===== Supplied material
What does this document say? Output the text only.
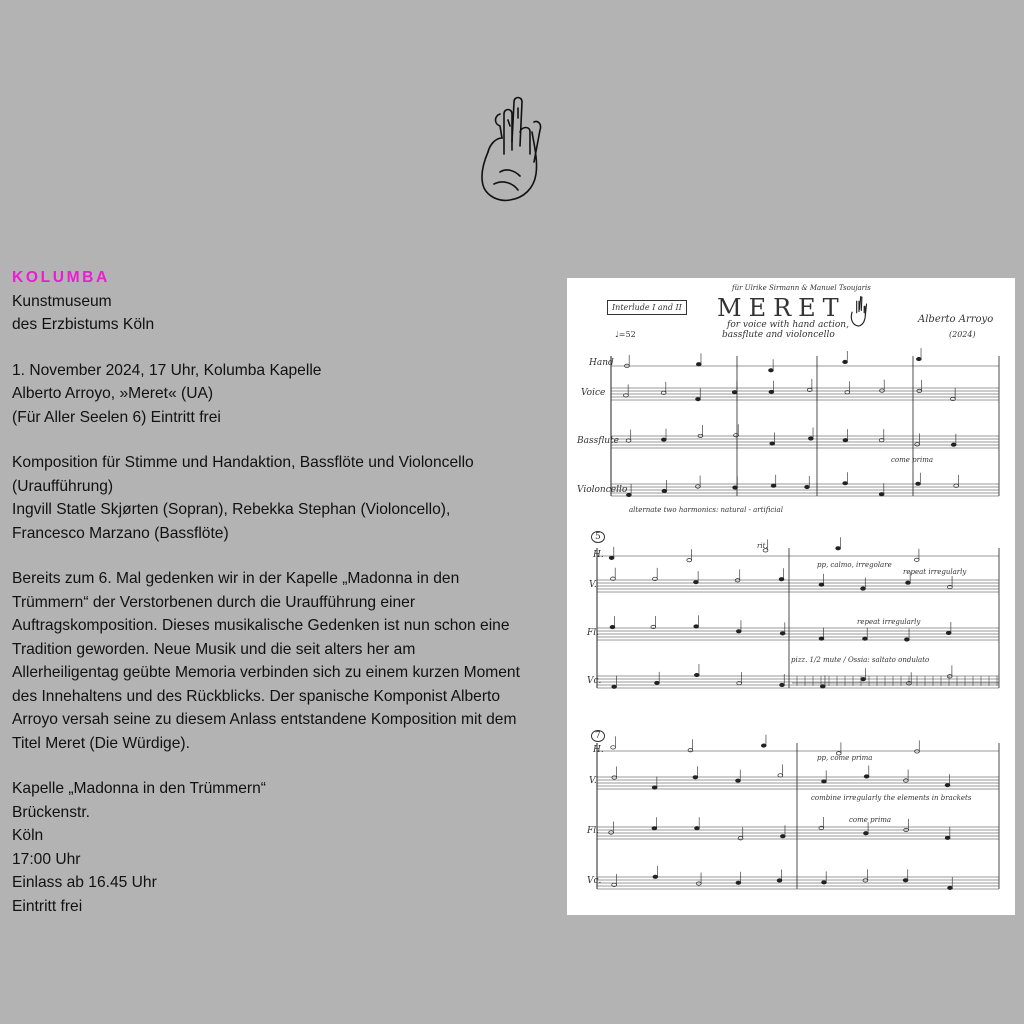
KOLUMBA
Kunstmuseum
des Erzbistums Köln
1. November 2024, 17 Uhr, Kolumba Kapelle
Alberto Arroyo, »Meret« (UA)
(Für Aller Seelen 6) Eintritt frei
Komposition für Stimme und Handaktion, Bassflöte und Violoncello
(Uraufführung)
Ingvill Statle Skjørten (Sopran), Rebekka Stephan (Violoncello),
Francesco Marzano (Bassflöte)
Bereits zum 6. Mal gedenken wir in der Kapelle „Madonna in den
Trümmern“ der Verstorbenen durch die Uraufführung einer
Auftragskomposition. Dieses musikalische Gedenken ist nun schon eine
Tradition geworden. Neue Musik und die seit alters her am
Allerheiligentag geübte Memoria verbinden sich zu einem kurzen Moment
des Innehaltens und des Rückblicks. Der spanische Komponist Alberto
Arroyo versah seine zu diesem Anlass entstandene Komposition mit dem
Titel Meret (Die Würdige).
Kapelle „Madonna in den Trümmern“
Brückenstr.
Köln
17:00 Uhr
Einlass ab 16.45 Uhr
Eintritt frei
für Ulrike Sirmann & Manuel Tsoujaris
MERET
for voice with hand action,
bassflute and violoncello
Alberto Arroyo
(2024)
Interlude I and II
♩=52
Hand
Voice
Bassflute
Violoncello
5
H.
V.
Fl.
Vc.
7
H.
V.
Fl.
Vc.
alternate two harmonics: natural - artificial
pp, calmo, irregolare
repeat irregularly
repeat irregularly
pizz. 1/2 mute / Ossia: saltato ondulato
rit.
pp, come prima
combine irregularly the elements in brackets
come prima
come prima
==========
> Task statement
Return the entries unchanged, save for the pictures, which do not belong in the copy.

> Task output
What does this document say? Output the text only.
KOLUMBA
Kunstmuseum
des Erzbistums Köln
1. November 2024, 17 Uhr, Kolumba Kapelle
Alberto Arroyo, »Meret« (UA)
(Für Aller Seelen 6) Eintritt frei
Komposition für Stimme und Handaktion, Bassflöte und Violoncello
(Uraufführung)
Ingvill Statle Skjørten (Sopran), Rebekka Stephan (Violoncello),
Francesco Marzano (Bassflöte)
Bereits zum 6. Mal gedenken wir in der Kapelle „Madonna in den
Trümmern“ der Verstorbenen durch die Uraufführung einer
Auftragskomposition. Dieses musikalische Gedenken ist nun schon eine
Tradition geworden. Neue Musik und die seit alters her am
Allerheiligentag geübte Memoria verbinden sich zu einem kurzen Moment
des Innehaltens und des Rückblicks. Der spanische Komponist Alberto
Arroyo versah seine zu diesem Anlass entstandene Komposition mit dem
Titel Meret (Die Würdige).
Kapelle „Madonna in den Trümmern“
Brückenstr.
Köln
17:00 Uhr
Einlass ab 16.45 Uhr
Eintritt frei
für Ulrike Sirmann & Manuel Tsoujaris
MERET
for voice with hand action,
bassflute and violoncello
Alberto Arroyo
(2024)
Interlude I and II
♩=52
Hand
Voice
Bassflute
Violoncello
5
H.
V.
Fl.
Vc.
7
H.
V.
Fl.
Vc.
alternate two harmonics: natural - artificial
pp, calmo, irregolare
repeat irregularly
repeat irregularly
pizz. 1/2 mute / Ossia: saltato ondulato
rit.
pp, come prima
combine irregularly the elements in brackets
come prima
come prima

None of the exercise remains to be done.